[What needs to be done] Copy the lines that follow, keeping every character the same.

[Extracted records]

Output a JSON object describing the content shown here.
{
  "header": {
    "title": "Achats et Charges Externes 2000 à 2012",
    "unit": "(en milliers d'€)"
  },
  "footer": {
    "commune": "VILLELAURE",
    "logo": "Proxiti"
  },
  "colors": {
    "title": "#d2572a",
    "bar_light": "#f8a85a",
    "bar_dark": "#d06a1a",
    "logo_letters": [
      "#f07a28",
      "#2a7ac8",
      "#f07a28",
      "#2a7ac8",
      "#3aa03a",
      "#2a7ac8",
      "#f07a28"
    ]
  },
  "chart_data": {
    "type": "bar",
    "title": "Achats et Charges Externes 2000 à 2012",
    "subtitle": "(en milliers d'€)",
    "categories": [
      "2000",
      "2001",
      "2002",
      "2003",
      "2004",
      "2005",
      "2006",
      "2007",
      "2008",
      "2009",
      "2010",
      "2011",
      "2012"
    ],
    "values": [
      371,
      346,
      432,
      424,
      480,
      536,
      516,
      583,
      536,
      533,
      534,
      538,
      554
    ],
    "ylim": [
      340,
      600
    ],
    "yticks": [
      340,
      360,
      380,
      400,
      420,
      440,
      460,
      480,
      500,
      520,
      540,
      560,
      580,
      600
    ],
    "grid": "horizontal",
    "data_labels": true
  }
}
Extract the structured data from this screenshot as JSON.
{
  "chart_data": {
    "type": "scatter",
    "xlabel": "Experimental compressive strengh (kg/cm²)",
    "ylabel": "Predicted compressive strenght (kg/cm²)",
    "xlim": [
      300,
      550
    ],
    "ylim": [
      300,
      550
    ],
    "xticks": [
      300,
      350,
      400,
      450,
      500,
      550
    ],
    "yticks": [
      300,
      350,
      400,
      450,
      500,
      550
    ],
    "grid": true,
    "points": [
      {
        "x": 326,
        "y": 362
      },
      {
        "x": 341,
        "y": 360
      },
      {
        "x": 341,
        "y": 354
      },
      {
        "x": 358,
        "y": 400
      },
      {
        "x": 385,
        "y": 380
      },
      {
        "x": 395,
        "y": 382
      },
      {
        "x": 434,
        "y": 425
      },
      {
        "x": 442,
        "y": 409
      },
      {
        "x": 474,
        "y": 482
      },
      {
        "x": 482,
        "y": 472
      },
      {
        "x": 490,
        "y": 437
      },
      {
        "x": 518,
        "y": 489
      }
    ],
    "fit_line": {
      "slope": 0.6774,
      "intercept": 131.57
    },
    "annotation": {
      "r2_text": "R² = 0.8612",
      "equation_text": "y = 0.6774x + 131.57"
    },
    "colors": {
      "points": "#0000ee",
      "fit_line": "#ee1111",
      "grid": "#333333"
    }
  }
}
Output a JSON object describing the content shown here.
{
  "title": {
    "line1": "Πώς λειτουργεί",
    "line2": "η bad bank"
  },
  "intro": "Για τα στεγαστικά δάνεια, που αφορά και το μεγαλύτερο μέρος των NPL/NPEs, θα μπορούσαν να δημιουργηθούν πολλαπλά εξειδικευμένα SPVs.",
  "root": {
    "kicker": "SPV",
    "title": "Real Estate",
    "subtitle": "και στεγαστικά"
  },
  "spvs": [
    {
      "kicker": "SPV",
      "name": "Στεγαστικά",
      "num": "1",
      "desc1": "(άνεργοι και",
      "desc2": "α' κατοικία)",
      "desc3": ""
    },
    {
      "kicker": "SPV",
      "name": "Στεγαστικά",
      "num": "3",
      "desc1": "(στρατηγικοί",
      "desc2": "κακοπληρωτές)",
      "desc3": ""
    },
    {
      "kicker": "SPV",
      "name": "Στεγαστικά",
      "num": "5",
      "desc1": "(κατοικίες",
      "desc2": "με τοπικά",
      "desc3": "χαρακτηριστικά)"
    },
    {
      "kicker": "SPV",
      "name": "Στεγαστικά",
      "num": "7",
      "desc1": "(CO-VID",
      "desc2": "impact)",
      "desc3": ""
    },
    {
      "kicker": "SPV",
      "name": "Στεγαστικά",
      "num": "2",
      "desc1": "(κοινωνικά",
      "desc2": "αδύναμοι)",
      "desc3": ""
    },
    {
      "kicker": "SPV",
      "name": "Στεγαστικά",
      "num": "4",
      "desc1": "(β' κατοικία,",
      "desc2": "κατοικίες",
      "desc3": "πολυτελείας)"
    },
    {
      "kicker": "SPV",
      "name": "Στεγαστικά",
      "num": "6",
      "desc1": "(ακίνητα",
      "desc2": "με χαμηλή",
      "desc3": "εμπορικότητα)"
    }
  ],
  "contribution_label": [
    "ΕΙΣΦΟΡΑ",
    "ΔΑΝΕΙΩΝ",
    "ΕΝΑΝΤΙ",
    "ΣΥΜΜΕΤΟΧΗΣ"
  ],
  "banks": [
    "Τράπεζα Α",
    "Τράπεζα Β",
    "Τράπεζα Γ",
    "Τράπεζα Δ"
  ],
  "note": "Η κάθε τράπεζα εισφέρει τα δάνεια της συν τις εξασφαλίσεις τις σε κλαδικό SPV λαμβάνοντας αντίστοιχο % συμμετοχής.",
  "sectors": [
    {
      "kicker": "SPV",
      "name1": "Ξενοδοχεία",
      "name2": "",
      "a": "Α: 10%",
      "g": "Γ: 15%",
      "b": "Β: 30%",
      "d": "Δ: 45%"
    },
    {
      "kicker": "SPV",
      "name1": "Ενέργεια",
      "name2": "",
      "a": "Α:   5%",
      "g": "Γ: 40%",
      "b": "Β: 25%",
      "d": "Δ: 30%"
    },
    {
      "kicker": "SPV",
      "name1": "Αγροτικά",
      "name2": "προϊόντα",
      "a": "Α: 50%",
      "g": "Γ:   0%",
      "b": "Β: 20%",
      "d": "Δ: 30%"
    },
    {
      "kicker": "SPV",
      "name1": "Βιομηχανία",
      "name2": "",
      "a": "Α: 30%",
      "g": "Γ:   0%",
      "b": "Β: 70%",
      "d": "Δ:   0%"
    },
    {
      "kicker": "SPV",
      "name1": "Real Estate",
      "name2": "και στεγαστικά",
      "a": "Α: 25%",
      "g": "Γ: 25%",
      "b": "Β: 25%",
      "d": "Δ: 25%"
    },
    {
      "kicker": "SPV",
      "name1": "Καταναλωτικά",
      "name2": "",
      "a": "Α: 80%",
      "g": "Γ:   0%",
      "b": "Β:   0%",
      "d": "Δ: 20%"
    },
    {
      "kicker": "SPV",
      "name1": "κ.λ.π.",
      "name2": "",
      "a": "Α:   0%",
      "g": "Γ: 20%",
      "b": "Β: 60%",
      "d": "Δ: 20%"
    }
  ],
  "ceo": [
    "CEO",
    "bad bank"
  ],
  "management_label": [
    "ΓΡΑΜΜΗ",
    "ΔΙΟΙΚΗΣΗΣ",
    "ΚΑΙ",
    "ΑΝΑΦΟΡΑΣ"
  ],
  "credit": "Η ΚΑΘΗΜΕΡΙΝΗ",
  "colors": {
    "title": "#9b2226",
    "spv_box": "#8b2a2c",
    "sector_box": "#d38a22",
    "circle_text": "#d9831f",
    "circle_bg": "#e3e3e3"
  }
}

[Response to the exercise]
Output a JSON object describing the content shown here.
{
  "header": {
    "title": "Achats et Charges Externes 2000 à 2012",
    "unit": "(en milliers d'€)"
  },
  "footer": {
    "commune": "VILLELAURE",
    "logo": "Proxiti"
  },
  "colors": {
    "title": "#d2572a",
    "bar_light": "#f8a85a",
    "bar_dark": "#d06a1a",
    "logo_letters": [
      "#f07a28",
      "#2a7ac8",
      "#f07a28",
      "#2a7ac8",
      "#3aa03a",
      "#2a7ac8",
      "#f07a28"
    ]
  },
  "chart_data": {
    "type": "bar",
    "title": "Achats et Charges Externes 2000 à 2012",
    "subtitle": "(en milliers d'€)",
    "categories": [
      "2000",
      "2001",
      "2002",
      "2003",
      "2004",
      "2005",
      "2006",
      "2007",
      "2008",
      "2009",
      "2010",
      "2011",
      "2012"
    ],
    "values": [
      371,
      346,
      432,
      424,
      480,
      536,
      516,
      583,
      536,
      533,
      534,
      538,
      554
    ],
    "ylim": [
      340,
      600
    ],
    "yticks": [
      340,
      360,
      380,
      400,
      420,
      440,
      460,
      480,
      500,
      520,
      540,
      560,
      580,
      600
    ],
    "grid": "horizontal",
    "data_labels": true
  }
}
Extract the structured data from this screenshot as JSON.
{
  "chart_data": {
    "type": "scatter",
    "xlabel": "Experimental compressive strengh (kg/cm²)",
    "ylabel": "Predicted compressive strenght (kg/cm²)",
    "xlim": [
      300,
      550
    ],
    "ylim": [
      300,
      550
    ],
    "xticks": [
      300,
      350,
      400,
      450,
      500,
      550
    ],
    "yticks": [
      300,
      350,
      400,
      450,
      500,
      550
    ],
    "grid": true,
    "points": [
      {
        "x": 326,
        "y": 362
      },
      {
        "x": 341,
        "y": 360
      },
      {
        "x": 341,
        "y": 354
      },
      {
        "x": 358,
        "y": 400
      },
      {
        "x": 385,
        "y": 380
      },
      {
        "x": 395,
        "y": 382
      },
      {
        "x": 434,
        "y": 425
      },
      {
        "x": 442,
        "y": 409
      },
      {
        "x": 474,
        "y": 482
      },
      {
        "x": 482,
        "y": 472
      },
      {
        "x": 490,
        "y": 437
      },
      {
        "x": 518,
        "y": 489
      }
    ],
    "fit_line": {
      "slope": 0.6774,
      "intercept": 131.57
    },
    "annotation": {
      "r2_text": "R² = 0.8612",
      "equation_text": "y = 0.6774x + 131.57"
    },
    "colors": {
      "points": "#0000ee",
      "fit_line": "#ee1111",
      "grid": "#333333"
    }
  }
}
Output a JSON object describing the content shown here.
{
  "title": {
    "line1": "Πώς λειτουργεί",
    "line2": "η bad bank"
  },
  "intro": "Για τα στεγαστικά δάνεια, που αφορά και το μεγαλύτερο μέρος των NPL/NPEs, θα μπορούσαν να δημιουργηθούν πολλαπλά εξειδικευμένα SPVs.",
  "root": {
    "kicker": "SPV",
    "title": "Real Estate",
    "subtitle": "και στεγαστικά"
  },
  "spvs": [
    {
      "kicker": "SPV",
      "name": "Στεγαστικά",
      "num": "1",
      "desc1": "(άνεργοι και",
      "desc2": "α' κατοικία)",
      "desc3": ""
    },
    {
      "kicker": "SPV",
      "name": "Στεγαστικά",
      "num": "3",
      "desc1": "(στρατηγικοί",
      "desc2": "κακοπληρωτές)",
      "desc3": ""
    },
    {
      "kicker": "SPV",
      "name": "Στεγαστικά",
      "num": "5",
      "desc1": "(κατοικίες",
      "desc2": "με τοπικά",
      "desc3": "χαρακτηριστικά)"
    },
    {
      "kicker": "SPV",
      "name": "Στεγαστικά",
      "num": "7",
      "desc1": "(CO-VID",
      "desc2": "impact)",
      "desc3": ""
    },
    {
      "kicker": "SPV",
      "name": "Στεγαστικά",
      "num": "2",
      "desc1": "(κοινωνικά",
      "desc2": "αδύναμοι)",
      "desc3": ""
    },
    {
      "kicker": "SPV",
      "name": "Στεγαστικά",
      "num": "4",
      "desc1": "(β' κατοικία,",
      "desc2": "κατοικίες",
      "desc3": "πολυτελείας)"
    },
    {
      "kicker": "SPV",
      "name": "Στεγαστικά",
      "num": "6",
      "desc1": "(ακίνητα",
      "desc2": "με χαμηλή",
      "desc3": "εμπορικότητα)"
    }
  ],
  "contribution_label": [
    "ΕΙΣΦΟΡΑ",
    "ΔΑΝΕΙΩΝ",
    "ΕΝΑΝΤΙ",
    "ΣΥΜΜΕΤΟΧΗΣ"
  ],
  "banks": [
    "Τράπεζα Α",
    "Τράπεζα Β",
    "Τράπεζα Γ",
    "Τράπεζα Δ"
  ],
  "note": "Η κάθε τράπεζα εισφέρει τα δάνεια της συν τις εξασφαλίσεις τις σε κλαδικό SPV λαμβάνοντας αντίστοιχο % συμμετοχής.",
  "sectors": [
    {
      "kicker": "SPV",
      "name1": "Ξενοδοχεία",
      "name2": "",
      "a": "Α: 10%",
      "g": "Γ: 15%",
      "b": "Β: 30%",
      "d": "Δ: 45%"
    },
    {
      "kicker": "SPV",
      "name1": "Ενέργεια",
      "name2": "",
      "a": "Α:   5%",
      "g": "Γ: 40%",
      "b": "Β: 25%",
      "d": "Δ: 30%"
    },
    {
      "kicker": "SPV",
      "name1": "Αγροτικά",
      "name2": "προϊόντα",
      "a": "Α: 50%",
      "g": "Γ:   0%",
      "b": "Β: 20%",
      "d": "Δ: 30%"
    },
    {
      "kicker": "SPV",
      "name1": "Βιομηχανία",
      "name2": "",
      "a": "Α: 30%",
      "g": "Γ:   0%",
      "b": "Β: 70%",
      "d": "Δ:   0%"
    },
    {
      "kicker": "SPV",
      "name1": "Real Estate",
      "name2": "και στεγαστικά",
      "a": "Α: 25%",
      "g": "Γ: 25%",
      "b": "Β: 25%",
      "d": "Δ: 25%"
    },
    {
      "kicker": "SPV",
      "name1": "Καταναλωτικά",
      "name2": "",
      "a": "Α: 80%",
      "g": "Γ:   0%",
      "b": "Β:   0%",
      "d": "Δ: 20%"
    },
    {
      "kicker": "SPV",
      "name1": "κ.λ.π.",
      "name2": "",
      "a": "Α:   0%",
      "g": "Γ: 20%",
      "b": "Β: 60%",
      "d": "Δ: 20%"
    }
  ],
  "ceo": [
    "CEO",
    "bad bank"
  ],
  "management_label": [
    "ΓΡΑΜΜΗ",
    "ΔΙΟΙΚΗΣΗΣ",
    "ΚΑΙ",
    "ΑΝΑΦΟΡΑΣ"
  ],
  "credit": "Η ΚΑΘΗΜΕΡΙΝΗ",
  "colors": {
    "title": "#9b2226",
    "spv_box": "#8b2a2c",
    "sector_box": "#d38a22",
    "circle_text": "#d9831f",
    "circle_bg": "#e3e3e3"
  }
}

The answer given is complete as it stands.